Could you reproduce all of the rows below word for word, leaving the pictures out of your answer?

#### EXERCISE INPUT
===============
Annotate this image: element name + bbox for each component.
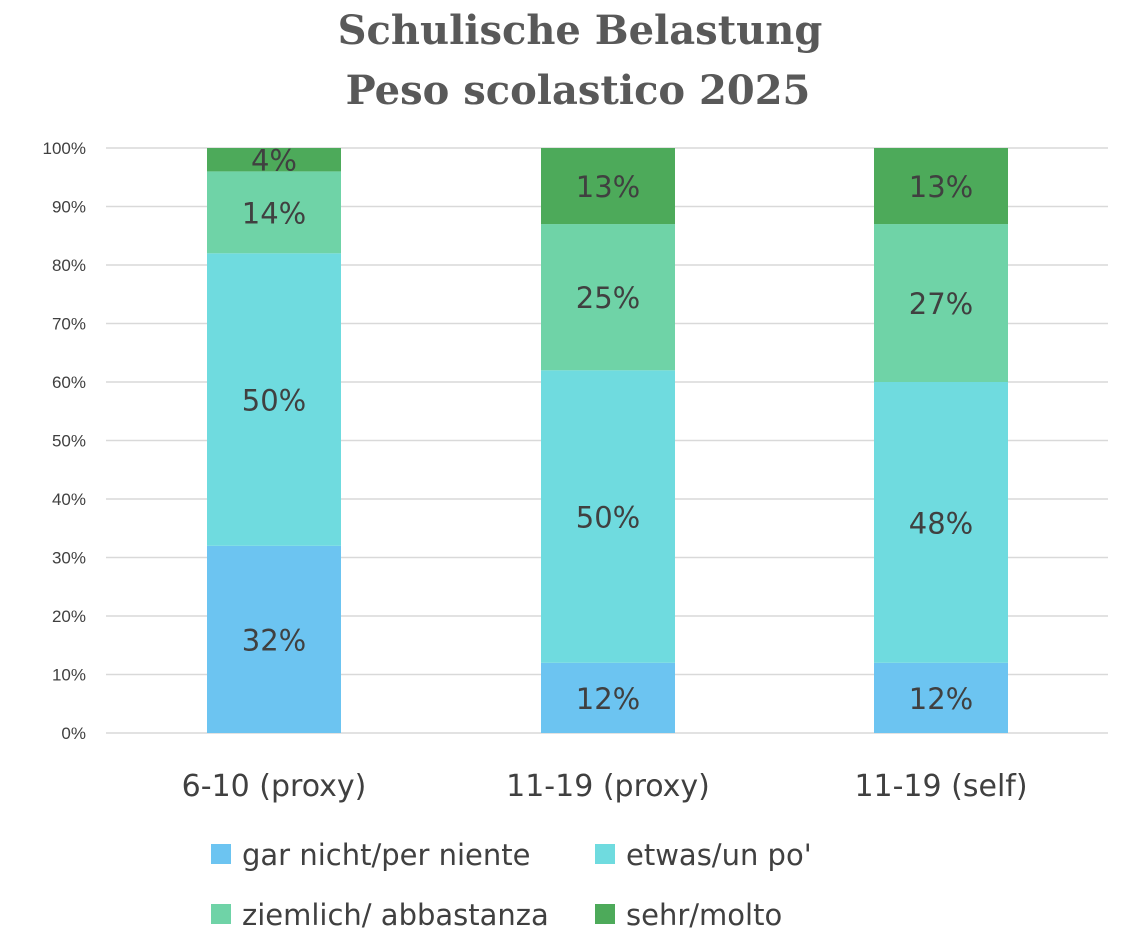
bar-segment: [207, 545, 341, 733]
y-tick-label: 10%: [52, 666, 86, 685]
legend-swatch: [595, 904, 615, 924]
bar-segment: [874, 382, 1008, 663]
legend-label: sehr/molto: [626, 898, 782, 932]
bar-segment: [874, 148, 1008, 225]
data-label: 13%: [909, 170, 973, 204]
chart-title-line-2: Peso scolastico 2025: [346, 67, 811, 114]
bar-segment: [541, 148, 675, 225]
data-label: 12%: [576, 682, 640, 716]
data-label: 48%: [909, 506, 973, 540]
legend: gar nicht/per niente etwas/un po' ziemlich…: [211, 838, 812, 932]
data-label: 12%: [909, 682, 973, 716]
bar-segment: [874, 224, 1008, 382]
bar-segment: [541, 662, 675, 733]
y-tick-label: 90%: [52, 198, 86, 217]
bar-segment: [207, 253, 341, 546]
data-label: 32%: [242, 623, 306, 657]
y-tick-label: 20%: [52, 607, 86, 626]
bar-segment: [541, 224, 675, 371]
y-tick-label: 0%: [61, 724, 86, 743]
x-tick-label: 11-19 (proxy): [506, 769, 710, 804]
bar-segment: [541, 370, 675, 663]
legend-swatch: [211, 904, 231, 924]
y-axis-ticks: 0% 10% 20% 30% 40% 50% 60% 70% 80% 90% 100%: [43, 139, 86, 743]
data-label: 14%: [242, 196, 306, 230]
bar-segment: [874, 662, 1008, 733]
data-label: 25%: [576, 281, 640, 315]
y-tick-label: 50%: [52, 432, 86, 451]
legend-swatch: [595, 844, 615, 864]
legend-label: gar nicht/per niente: [242, 838, 531, 872]
y-tick-label: 70%: [52, 315, 86, 334]
x-tick-label: 6-10 (proxy): [182, 769, 367, 804]
y-tick-label: 60%: [52, 373, 86, 392]
data-label: 13%: [576, 170, 640, 204]
legend-label: etwas/un po': [626, 838, 812, 872]
y-tick-label: 80%: [52, 256, 86, 275]
bar-segment: [207, 171, 341, 254]
y-tick-label: 40%: [52, 490, 86, 509]
chart-title-line-1: Schulische Belastung: [338, 7, 823, 54]
x-axis-ticks: 6-10 (proxy) 11-19 (proxy) 11-19 (self): [182, 769, 1028, 804]
data-label: 27%: [909, 287, 973, 321]
data-label: 50%: [242, 384, 306, 418]
data-label: 50%: [576, 501, 640, 535]
data-label: 4%: [251, 144, 297, 178]
y-tick-label: 30%: [52, 549, 86, 568]
legend-swatch: [211, 844, 231, 864]
bars: [207, 148, 1008, 733]
data-labels: 32% 50% 14% 4% 12% 50% 25% 13% 12% 48% 27% 13%: [242, 144, 973, 716]
bar-segment: [207, 148, 341, 172]
legend-label: ziemlich/ abbastanza: [242, 898, 549, 932]
x-tick-label: 11-19 (self): [854, 769, 1027, 804]
y-tick-label: 100%: [43, 139, 86, 158]
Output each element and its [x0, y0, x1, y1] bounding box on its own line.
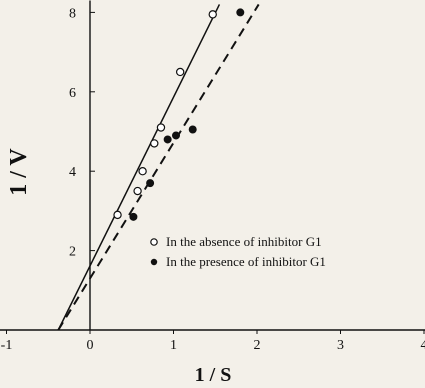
x-tick-label: 1	[170, 338, 177, 353]
x-tick-label: 4	[421, 338, 425, 353]
data-point-presence	[236, 8, 245, 17]
y-axis-title: 1 / V	[6, 148, 32, 196]
tick-labels: -1 0 1 2 3 4 2 4 6 8	[1, 6, 425, 353]
data-point-presence	[129, 212, 138, 221]
data-point-absence	[113, 210, 122, 220]
data-point-presence	[163, 135, 172, 144]
x-tick-label: -1	[1, 338, 13, 353]
fit-line-absence	[57, 4, 221, 331]
legend: In the absence of inhibitor G1 In the pr…	[150, 234, 326, 269]
data-point-absence	[208, 10, 217, 19]
x-tick-label: 0	[87, 338, 94, 353]
data-point-absence	[133, 186, 142, 196]
fit-lines	[57, 3, 260, 331]
y-tick-label: 6	[69, 86, 76, 101]
y-tick-label: 4	[69, 165, 76, 180]
data-point-presence	[188, 125, 197, 134]
data-point-presence	[172, 131, 181, 140]
fit-line-presence	[57, 3, 260, 331]
data-point-absence	[150, 139, 159, 148]
legend-marker-presence	[150, 258, 158, 266]
legend-marker-absence	[150, 238, 158, 246]
x-tick-label: 2	[254, 338, 261, 353]
data-markers	[113, 8, 245, 221]
data-point-absence	[156, 123, 166, 132]
data-point-presence	[146, 179, 155, 188]
x-axis-title: 1 / S	[195, 364, 232, 386]
legend-label-presence: In the presence of inhibitor G1	[166, 254, 326, 269]
data-point-absence	[138, 166, 147, 176]
data-point-absence	[175, 67, 185, 77]
x-tick-label: 3	[337, 338, 344, 353]
axes	[0, 0, 425, 334]
legend-label-absence: In the absence of inhibitor G1	[166, 234, 322, 249]
y-tick-label: 2	[69, 245, 76, 260]
y-tick-label: 8	[69, 6, 76, 21]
===============
#### WRITTEN RESPONSE
Annotate this image: element name + bbox for each component.
bar-segment: [207, 545, 341, 733]
y-tick-label: 10%: [52, 666, 86, 685]
legend-swatch: [595, 904, 615, 924]
bar-segment: [874, 382, 1008, 663]
legend-label: sehr/molto: [626, 898, 782, 932]
bar-segment: [874, 148, 1008, 225]
data-label: 13%: [909, 170, 973, 204]
chart-title-line-2: Peso scolastico 2025: [346, 67, 811, 114]
bar-segment: [541, 148, 675, 225]
data-label: 12%: [576, 682, 640, 716]
data-label: 48%: [909, 506, 973, 540]
legend: gar nicht/per niente etwas/un po' ziemlich…: [211, 838, 812, 932]
data-label: 12%: [909, 682, 973, 716]
bar-segment: [874, 224, 1008, 382]
bar-segment: [541, 662, 675, 733]
y-tick-label: 90%: [52, 198, 86, 217]
bar-segment: [207, 253, 341, 546]
data-label: 32%: [242, 623, 306, 657]
y-tick-label: 20%: [52, 607, 86, 626]
bar-segment: [541, 224, 675, 371]
y-tick-label: 0%: [61, 724, 86, 743]
x-tick-label: 11-19 (proxy): [506, 769, 710, 804]
bar-segment: [541, 370, 675, 663]
legend-swatch: [211, 904, 231, 924]
y-axis-ticks: 0% 10% 20% 30% 40% 50% 60% 70% 80% 90% 100%: [43, 139, 86, 743]
data-label: 14%: [242, 196, 306, 230]
bar-segment: [874, 662, 1008, 733]
data-label: 25%: [576, 281, 640, 315]
y-tick-label: 50%: [52, 432, 86, 451]
legend-swatch: [595, 844, 615, 864]
legend-label: gar nicht/per niente: [242, 838, 531, 872]
y-tick-label: 70%: [52, 315, 86, 334]
x-tick-label: 6-10 (proxy): [182, 769, 367, 804]
y-tick-label: 60%: [52, 373, 86, 392]
data-label: 13%: [576, 170, 640, 204]
legend-label: etwas/un po': [626, 838, 812, 872]
y-tick-label: 80%: [52, 256, 86, 275]
bar-segment: [207, 171, 341, 254]
y-tick-label: 40%: [52, 490, 86, 509]
chart-title-line-1: Schulische Belastung: [338, 7, 823, 54]
x-axis-ticks: 6-10 (proxy) 11-19 (proxy) 11-19 (self): [182, 769, 1028, 804]
data-label: 27%: [909, 287, 973, 321]
data-label: 50%: [242, 384, 306, 418]
data-label: 50%: [576, 501, 640, 535]
data-label: 4%: [251, 144, 297, 178]
y-tick-label: 30%: [52, 549, 86, 568]
legend-swatch: [211, 844, 231, 864]
bars: [207, 148, 1008, 733]
data-labels: 32% 50% 14% 4% 12% 50% 25% 13% 12% 48% 27% 13%: [242, 144, 973, 716]
bar-segment: [207, 148, 341, 172]
legend-label: ziemlich/ abbastanza: [242, 898, 549, 932]
x-tick-label: 11-19 (self): [854, 769, 1027, 804]
y-tick-label: 100%: [43, 139, 86, 158]
Output each element and its [x0, y0, x1, y1] bounding box on its own line.
x-tick-label: 1	[170, 338, 177, 353]
x-tick-label: 4	[421, 338, 425, 353]
data-point-presence	[236, 8, 245, 17]
y-axis-title: 1 / V	[6, 148, 32, 196]
tick-labels: -1 0 1 2 3 4 2 4 6 8	[1, 6, 425, 353]
data-point-presence	[129, 212, 138, 221]
data-point-absence	[113, 210, 122, 220]
data-point-presence	[163, 135, 172, 144]
x-tick-label: -1	[1, 338, 13, 353]
fit-line-absence	[57, 4, 221, 331]
legend: In the absence of inhibitor G1 In the pr…	[150, 234, 326, 269]
data-point-absence	[208, 10, 217, 19]
x-tick-label: 0	[87, 338, 94, 353]
data-point-absence	[133, 186, 142, 196]
fit-lines	[57, 3, 260, 331]
y-tick-label: 6	[69, 86, 76, 101]
y-tick-label: 4	[69, 165, 76, 180]
data-point-presence	[188, 125, 197, 134]
data-point-presence	[172, 131, 181, 140]
fit-line-presence	[57, 3, 260, 331]
data-point-absence	[150, 139, 159, 148]
legend-marker-presence	[150, 258, 158, 266]
legend-marker-absence	[150, 238, 158, 246]
x-tick-label: 2	[254, 338, 261, 353]
data-markers	[113, 8, 245, 221]
data-point-absence	[156, 123, 166, 132]
data-point-presence	[146, 179, 155, 188]
x-axis-title: 1 / S	[195, 364, 232, 386]
legend-label-presence: In the presence of inhibitor G1	[166, 254, 326, 269]
data-point-absence	[138, 166, 147, 176]
data-point-absence	[175, 67, 185, 77]
x-tick-label: 3	[337, 338, 344, 353]
axes	[0, 0, 425, 334]
legend-label-absence: In the absence of inhibitor G1	[166, 234, 322, 249]
y-tick-label: 2	[69, 245, 76, 260]
y-tick-label: 8	[69, 6, 76, 21]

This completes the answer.